Collected data:
* * *
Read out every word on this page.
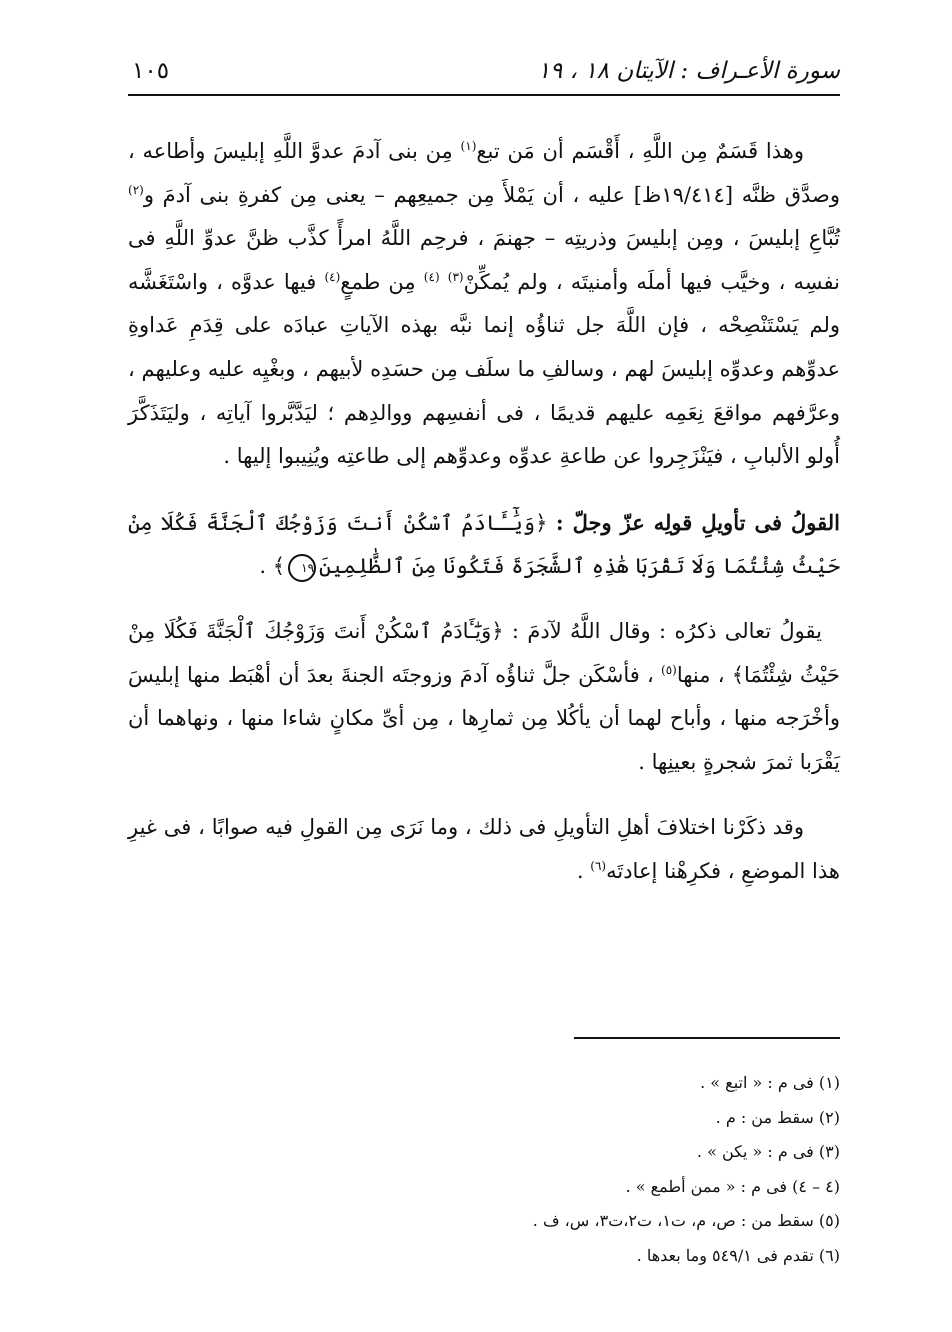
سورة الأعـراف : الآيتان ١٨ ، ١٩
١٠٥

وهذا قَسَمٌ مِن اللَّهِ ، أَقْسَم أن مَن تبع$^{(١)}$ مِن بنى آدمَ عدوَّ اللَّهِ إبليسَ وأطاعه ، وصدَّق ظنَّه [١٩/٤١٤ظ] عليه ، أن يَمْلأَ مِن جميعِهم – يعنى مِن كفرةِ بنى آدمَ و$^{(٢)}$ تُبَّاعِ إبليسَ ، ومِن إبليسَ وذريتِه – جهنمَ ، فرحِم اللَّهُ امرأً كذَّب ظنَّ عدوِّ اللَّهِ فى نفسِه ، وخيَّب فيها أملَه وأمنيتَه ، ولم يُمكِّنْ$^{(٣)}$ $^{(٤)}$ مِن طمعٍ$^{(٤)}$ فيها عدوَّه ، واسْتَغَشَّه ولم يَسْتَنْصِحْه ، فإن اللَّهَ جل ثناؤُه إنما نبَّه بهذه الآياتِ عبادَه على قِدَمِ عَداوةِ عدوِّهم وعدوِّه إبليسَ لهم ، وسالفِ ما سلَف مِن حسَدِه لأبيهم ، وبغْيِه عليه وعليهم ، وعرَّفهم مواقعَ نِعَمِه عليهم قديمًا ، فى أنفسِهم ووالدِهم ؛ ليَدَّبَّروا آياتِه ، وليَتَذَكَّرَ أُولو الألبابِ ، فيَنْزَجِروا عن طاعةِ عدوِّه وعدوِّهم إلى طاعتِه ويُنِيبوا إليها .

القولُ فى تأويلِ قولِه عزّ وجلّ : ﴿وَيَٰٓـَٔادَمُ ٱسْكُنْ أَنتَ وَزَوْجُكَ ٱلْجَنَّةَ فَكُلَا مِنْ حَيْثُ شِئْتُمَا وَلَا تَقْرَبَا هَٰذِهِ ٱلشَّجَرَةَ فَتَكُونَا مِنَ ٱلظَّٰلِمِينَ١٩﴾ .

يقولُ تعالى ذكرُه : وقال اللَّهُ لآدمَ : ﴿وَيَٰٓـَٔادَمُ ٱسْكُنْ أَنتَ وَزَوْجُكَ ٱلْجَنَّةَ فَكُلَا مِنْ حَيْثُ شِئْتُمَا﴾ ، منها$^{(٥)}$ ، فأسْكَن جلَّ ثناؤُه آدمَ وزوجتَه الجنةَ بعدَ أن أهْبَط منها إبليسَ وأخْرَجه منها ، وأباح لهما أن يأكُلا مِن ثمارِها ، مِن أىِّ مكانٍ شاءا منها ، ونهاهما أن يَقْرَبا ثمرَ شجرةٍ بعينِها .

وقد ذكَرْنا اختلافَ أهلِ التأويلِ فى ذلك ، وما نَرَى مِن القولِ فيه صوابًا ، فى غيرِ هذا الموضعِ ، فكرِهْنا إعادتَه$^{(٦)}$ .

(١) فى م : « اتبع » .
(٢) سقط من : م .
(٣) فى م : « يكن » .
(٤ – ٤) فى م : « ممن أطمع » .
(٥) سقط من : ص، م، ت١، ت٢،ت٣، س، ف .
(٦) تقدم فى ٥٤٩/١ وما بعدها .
* * *
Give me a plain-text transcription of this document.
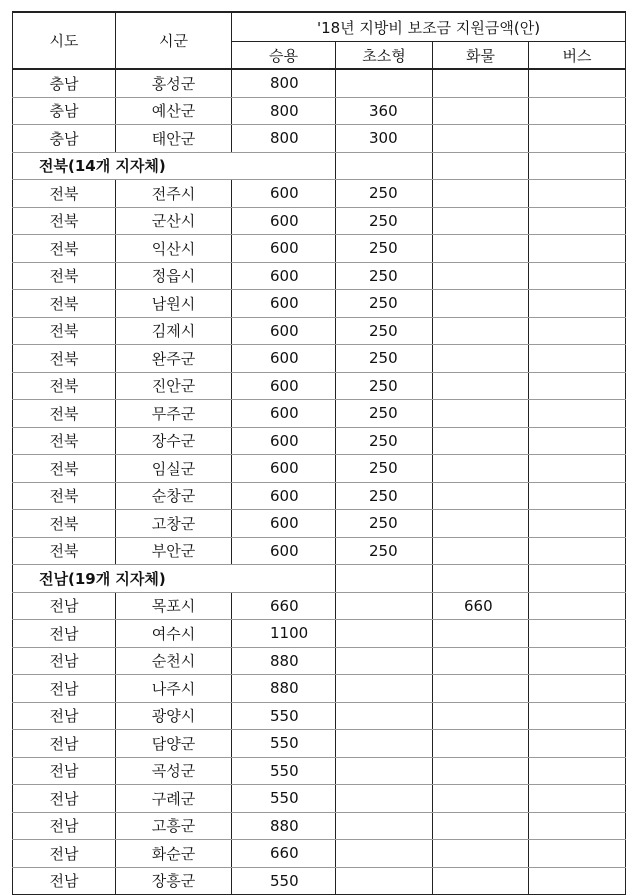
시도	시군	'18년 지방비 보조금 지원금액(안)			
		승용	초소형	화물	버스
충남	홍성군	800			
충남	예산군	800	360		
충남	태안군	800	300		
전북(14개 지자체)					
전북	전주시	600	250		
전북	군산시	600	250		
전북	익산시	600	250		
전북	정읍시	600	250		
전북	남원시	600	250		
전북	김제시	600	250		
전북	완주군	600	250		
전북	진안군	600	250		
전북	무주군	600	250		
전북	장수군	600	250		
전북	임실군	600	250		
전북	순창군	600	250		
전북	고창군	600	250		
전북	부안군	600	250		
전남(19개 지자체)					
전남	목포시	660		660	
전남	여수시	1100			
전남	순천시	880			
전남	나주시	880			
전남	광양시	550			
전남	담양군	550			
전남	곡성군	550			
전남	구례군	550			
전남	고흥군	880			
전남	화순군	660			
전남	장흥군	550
* * *
_Written exercise:_ Out of the material above, gather each line where "إبليس" appears.

_Solution to the problem:_
وهذا قَسَمٌ مِن اللَّهِ ، أَقْسَم أن مَن تبع$^{(١)}$ مِن بنى آدمَ عدوَّ اللَّهِ إبليسَ وأطاعه ، وصدَّق ظنَّه [١٩/٤١٤ظ] عليه ، أن يَمْلأَ مِن جميعِهم – يعنى مِن كفرةِ بنى آدمَ و$^{(٢)}$ تُبَّاعِ إبليسَ ، ومِن إبليسَ وذريتِه – جهنمَ ، فرحِم اللَّهُ امرأً كذَّب ظنَّ عدوِّ اللَّهِ فى نفسِه ، وخيَّب فيها أملَه وأمنيتَه ، ولم يُمكِّنْ$^{(٣)}$ $^{(٤)}$ مِن طمعٍ$^{(٤)}$ فيها عدوَّه ، واسْتَغَشَّه ولم يَسْتَنْصِحْه ، فإن اللَّهَ جل ثناؤُه إنما نبَّه بهذه الآياتِ عبادَه على قِدَمِ عَداوةِ عدوِّهم وعدوِّه إبليسَ لهم ، وسالفِ ما سلَف مِن حسَدِه لأبيهم ، وبغْيِه عليه وعليهم ، وعرَّفهم مواقعَ نِعَمِه عليهم قديمًا ، فى أنفسِهم ووالدِهم ؛ ليَدَّبَّروا آياتِه ، وليَتَذَكَّرَ أُولو الألبابِ ، فيَنْزَجِروا عن طاعةِ عدوِّه وعدوِّهم إلى طاعتِه ويُنِيبوا إليها .
يقولُ تعالى ذكرُه : وقال اللَّهُ لآدمَ : ﴿وَيَٰٓـَٔادَمُ ٱسْكُنْ أَنتَ وَزَوْجُكَ ٱلْجَنَّةَ فَكُلَا مِنْ حَيْثُ شِئْتُمَا﴾ ، منها$^{(٥)}$ ، فأسْكَن جلَّ ثناؤُه آدمَ وزوجتَه الجنةَ بعدَ أن أهْبَط منها إبليسَ وأخْرَجه منها ، وأباح لهما أن يأكُلا مِن ثمارِها ، مِن أىِّ مكانٍ شاءا منها ، ونهاهما أن يَقْرَبا ثمرَ شجرةٍ بعينِها .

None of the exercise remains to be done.